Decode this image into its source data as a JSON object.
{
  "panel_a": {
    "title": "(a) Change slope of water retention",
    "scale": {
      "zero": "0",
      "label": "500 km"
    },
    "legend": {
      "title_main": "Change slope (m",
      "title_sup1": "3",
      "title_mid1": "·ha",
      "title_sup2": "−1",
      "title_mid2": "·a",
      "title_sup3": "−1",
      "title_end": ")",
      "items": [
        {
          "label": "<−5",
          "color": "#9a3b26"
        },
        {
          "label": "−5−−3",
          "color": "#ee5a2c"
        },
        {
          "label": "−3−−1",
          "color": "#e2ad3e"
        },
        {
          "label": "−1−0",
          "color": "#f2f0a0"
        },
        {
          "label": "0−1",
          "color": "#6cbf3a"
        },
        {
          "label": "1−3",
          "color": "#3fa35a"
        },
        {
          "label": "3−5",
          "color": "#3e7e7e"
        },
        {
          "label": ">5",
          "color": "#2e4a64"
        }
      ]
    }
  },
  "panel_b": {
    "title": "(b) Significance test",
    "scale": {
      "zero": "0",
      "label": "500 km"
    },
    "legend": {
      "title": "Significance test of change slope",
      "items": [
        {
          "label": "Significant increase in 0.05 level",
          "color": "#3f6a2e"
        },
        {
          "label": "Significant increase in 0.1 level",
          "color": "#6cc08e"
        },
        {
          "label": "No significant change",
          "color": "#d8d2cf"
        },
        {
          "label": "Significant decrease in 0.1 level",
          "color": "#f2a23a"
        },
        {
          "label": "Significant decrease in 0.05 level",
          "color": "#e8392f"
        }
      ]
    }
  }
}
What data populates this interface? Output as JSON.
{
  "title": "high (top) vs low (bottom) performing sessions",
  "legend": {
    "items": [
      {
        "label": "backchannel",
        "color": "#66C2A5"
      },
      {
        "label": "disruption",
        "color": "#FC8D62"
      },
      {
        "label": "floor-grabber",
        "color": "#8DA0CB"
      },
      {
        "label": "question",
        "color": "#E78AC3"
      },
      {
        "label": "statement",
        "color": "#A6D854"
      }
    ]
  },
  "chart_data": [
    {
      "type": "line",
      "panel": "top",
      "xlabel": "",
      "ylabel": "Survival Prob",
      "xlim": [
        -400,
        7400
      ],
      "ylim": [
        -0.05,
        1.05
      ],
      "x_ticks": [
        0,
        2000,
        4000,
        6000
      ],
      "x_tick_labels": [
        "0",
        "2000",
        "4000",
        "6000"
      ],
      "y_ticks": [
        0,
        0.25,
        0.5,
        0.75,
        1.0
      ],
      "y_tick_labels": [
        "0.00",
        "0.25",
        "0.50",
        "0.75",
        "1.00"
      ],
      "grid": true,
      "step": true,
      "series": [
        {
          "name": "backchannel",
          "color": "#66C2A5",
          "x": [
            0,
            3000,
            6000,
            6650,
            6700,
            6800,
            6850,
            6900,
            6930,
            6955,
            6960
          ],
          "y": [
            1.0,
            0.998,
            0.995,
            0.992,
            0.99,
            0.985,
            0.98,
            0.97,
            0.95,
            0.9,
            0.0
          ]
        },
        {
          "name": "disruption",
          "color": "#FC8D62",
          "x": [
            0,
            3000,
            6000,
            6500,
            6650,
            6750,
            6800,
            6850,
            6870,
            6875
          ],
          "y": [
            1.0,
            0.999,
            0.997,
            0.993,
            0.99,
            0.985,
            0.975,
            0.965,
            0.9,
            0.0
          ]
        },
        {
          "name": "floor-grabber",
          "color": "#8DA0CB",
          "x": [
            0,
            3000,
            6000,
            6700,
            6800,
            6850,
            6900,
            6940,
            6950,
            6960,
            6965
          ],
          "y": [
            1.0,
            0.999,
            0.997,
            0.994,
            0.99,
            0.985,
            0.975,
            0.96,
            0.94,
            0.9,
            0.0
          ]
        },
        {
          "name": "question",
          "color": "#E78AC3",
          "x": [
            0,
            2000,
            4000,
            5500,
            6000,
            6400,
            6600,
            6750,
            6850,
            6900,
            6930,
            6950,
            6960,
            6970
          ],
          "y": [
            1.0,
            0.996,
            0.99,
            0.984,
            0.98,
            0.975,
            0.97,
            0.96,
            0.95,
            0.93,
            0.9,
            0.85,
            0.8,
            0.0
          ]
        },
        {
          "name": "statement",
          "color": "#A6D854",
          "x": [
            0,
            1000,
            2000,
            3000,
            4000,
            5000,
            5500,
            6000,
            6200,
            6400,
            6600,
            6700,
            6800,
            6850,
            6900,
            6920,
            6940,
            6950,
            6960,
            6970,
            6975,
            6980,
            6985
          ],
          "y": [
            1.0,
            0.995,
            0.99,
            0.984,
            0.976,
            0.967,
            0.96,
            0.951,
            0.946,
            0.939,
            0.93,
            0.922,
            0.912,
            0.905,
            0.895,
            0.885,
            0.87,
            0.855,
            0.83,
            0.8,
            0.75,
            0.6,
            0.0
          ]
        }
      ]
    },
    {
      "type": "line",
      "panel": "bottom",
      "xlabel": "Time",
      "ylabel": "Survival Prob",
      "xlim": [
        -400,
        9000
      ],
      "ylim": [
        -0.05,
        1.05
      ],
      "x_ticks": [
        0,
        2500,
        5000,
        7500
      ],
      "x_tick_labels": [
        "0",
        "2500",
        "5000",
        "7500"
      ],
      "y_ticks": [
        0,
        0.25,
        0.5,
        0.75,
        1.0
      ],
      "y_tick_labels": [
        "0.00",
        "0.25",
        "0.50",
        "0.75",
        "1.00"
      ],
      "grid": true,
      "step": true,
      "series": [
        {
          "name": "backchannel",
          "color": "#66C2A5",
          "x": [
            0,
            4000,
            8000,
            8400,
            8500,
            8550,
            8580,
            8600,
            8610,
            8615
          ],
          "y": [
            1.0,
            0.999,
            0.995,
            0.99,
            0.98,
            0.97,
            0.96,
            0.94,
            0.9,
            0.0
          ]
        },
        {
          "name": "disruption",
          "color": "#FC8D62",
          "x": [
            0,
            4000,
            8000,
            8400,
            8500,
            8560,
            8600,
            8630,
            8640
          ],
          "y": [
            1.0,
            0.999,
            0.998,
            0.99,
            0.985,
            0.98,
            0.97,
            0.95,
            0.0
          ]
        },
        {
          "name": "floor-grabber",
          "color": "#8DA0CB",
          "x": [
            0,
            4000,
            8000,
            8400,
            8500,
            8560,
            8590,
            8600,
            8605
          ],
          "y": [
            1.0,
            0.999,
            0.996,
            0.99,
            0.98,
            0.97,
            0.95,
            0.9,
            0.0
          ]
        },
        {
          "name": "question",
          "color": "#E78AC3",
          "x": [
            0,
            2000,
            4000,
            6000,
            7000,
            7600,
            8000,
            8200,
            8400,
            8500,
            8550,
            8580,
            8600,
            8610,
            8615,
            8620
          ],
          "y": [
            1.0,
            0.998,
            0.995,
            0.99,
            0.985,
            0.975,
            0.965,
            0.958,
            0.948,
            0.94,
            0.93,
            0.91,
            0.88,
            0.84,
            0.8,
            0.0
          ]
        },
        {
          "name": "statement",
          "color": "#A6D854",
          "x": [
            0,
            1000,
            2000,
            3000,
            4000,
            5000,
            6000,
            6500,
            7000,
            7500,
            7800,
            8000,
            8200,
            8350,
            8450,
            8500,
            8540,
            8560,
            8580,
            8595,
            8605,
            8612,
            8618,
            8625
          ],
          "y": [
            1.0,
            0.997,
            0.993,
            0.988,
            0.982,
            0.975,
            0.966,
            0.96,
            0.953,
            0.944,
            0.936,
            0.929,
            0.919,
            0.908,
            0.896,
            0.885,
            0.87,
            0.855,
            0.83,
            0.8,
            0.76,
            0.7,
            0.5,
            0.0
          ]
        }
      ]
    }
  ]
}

------------------------------------------------------------

Go through the entries above and copy every line containing "decrease".

__TASK OUTPUT__
          "label": "Significant decrease in 0.1 level",
          "label": "Significant decrease in 0.05 level",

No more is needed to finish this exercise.